Entries with figure data:
☆ ☆ ☆

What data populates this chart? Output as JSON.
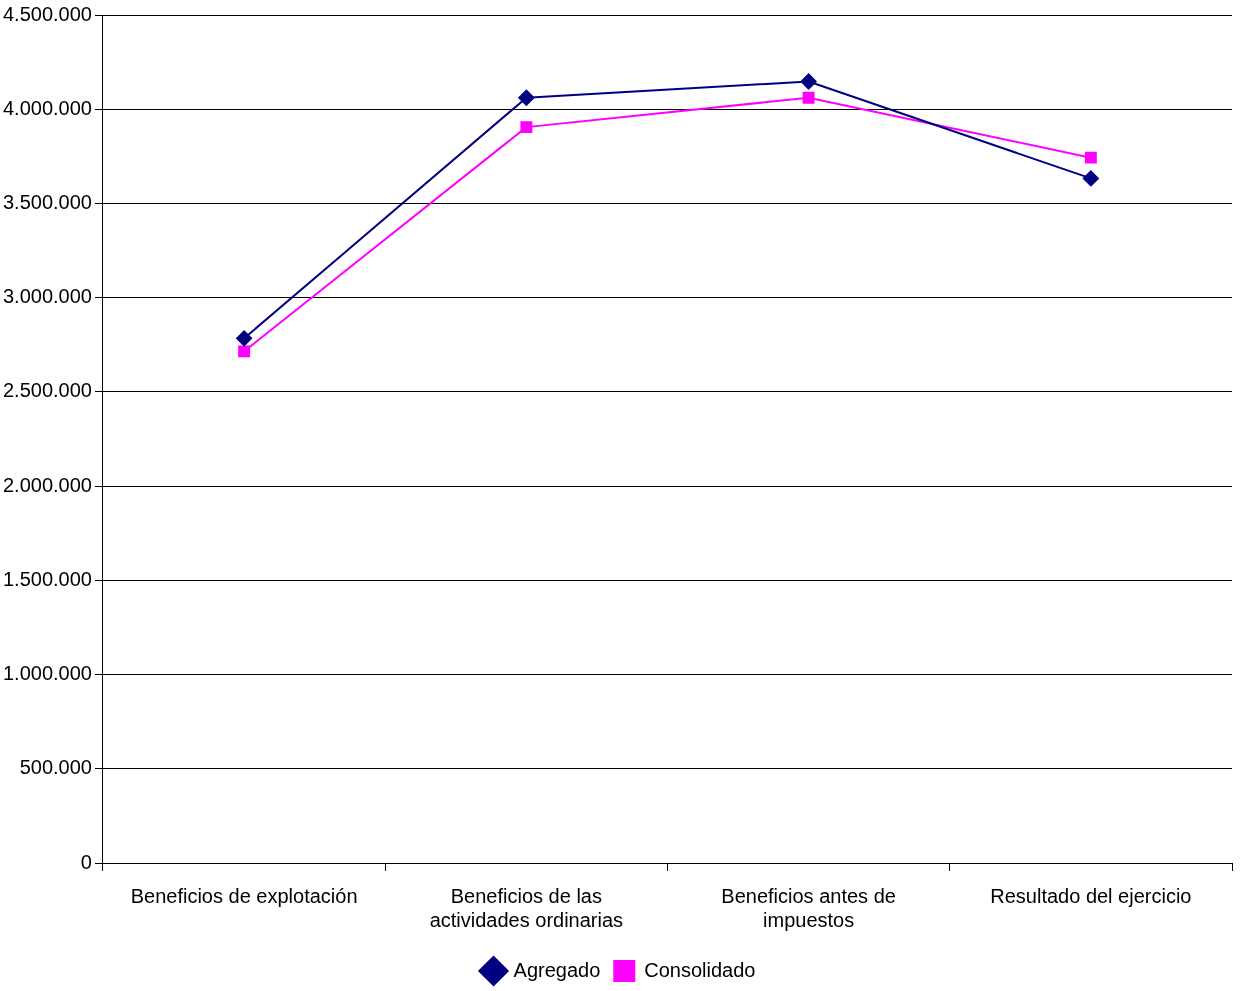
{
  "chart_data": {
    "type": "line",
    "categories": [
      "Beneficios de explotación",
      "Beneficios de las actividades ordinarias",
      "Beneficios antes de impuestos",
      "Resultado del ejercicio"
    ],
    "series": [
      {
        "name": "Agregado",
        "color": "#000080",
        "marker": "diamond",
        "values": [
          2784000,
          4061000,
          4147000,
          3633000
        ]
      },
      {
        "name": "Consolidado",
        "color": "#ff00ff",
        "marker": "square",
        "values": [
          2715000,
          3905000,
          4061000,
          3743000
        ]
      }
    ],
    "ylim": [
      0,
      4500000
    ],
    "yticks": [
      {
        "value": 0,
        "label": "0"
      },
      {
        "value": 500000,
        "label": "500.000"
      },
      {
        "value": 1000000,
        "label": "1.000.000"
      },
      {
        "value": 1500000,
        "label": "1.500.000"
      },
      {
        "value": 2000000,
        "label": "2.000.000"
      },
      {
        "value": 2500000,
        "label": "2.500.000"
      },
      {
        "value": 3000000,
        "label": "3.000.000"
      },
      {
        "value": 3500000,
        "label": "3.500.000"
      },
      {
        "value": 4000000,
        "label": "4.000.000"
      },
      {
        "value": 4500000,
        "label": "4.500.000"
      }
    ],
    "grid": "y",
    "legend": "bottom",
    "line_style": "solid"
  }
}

☆ ☆ ☆

● What you are asked to do: Print the full listing exactly, dropping the pictures.

● Reply to the exercise:
What data populates this chart? Output as JSON.
{
  "chart_data": {
    "type": "line",
    "categories": [
      "Beneficios de explotación",
      "Beneficios de las actividades ordinarias",
      "Beneficios antes de impuestos",
      "Resultado del ejercicio"
    ],
    "series": [
      {
        "name": "Agregado",
        "color": "#000080",
        "marker": "diamond",
        "values": [
          2784000,
          4061000,
          4147000,
          3633000
        ]
      },
      {
        "name": "Consolidado",
        "color": "#ff00ff",
        "marker": "square",
        "values": [
          2715000,
          3905000,
          4061000,
          3743000
        ]
      }
    ],
    "ylim": [
      0,
      4500000
    ],
    "yticks": [
      {
        "value": 0,
        "label": "0"
      },
      {
        "value": 500000,
        "label": "500.000"
      },
      {
        "value": 1000000,
        "label": "1.000.000"
      },
      {
        "value": 1500000,
        "label": "1.500.000"
      },
      {
        "value": 2000000,
        "label": "2.000.000"
      },
      {
        "value": 2500000,
        "label": "2.500.000"
      },
      {
        "value": 3000000,
        "label": "3.000.000"
      },
      {
        "value": 3500000,
        "label": "3.500.000"
      },
      {
        "value": 4000000,
        "label": "4.000.000"
      },
      {
        "value": 4500000,
        "label": "4.500.000"
      }
    ],
    "grid": "y",
    "legend": "bottom",
    "line_style": "solid"
  }
}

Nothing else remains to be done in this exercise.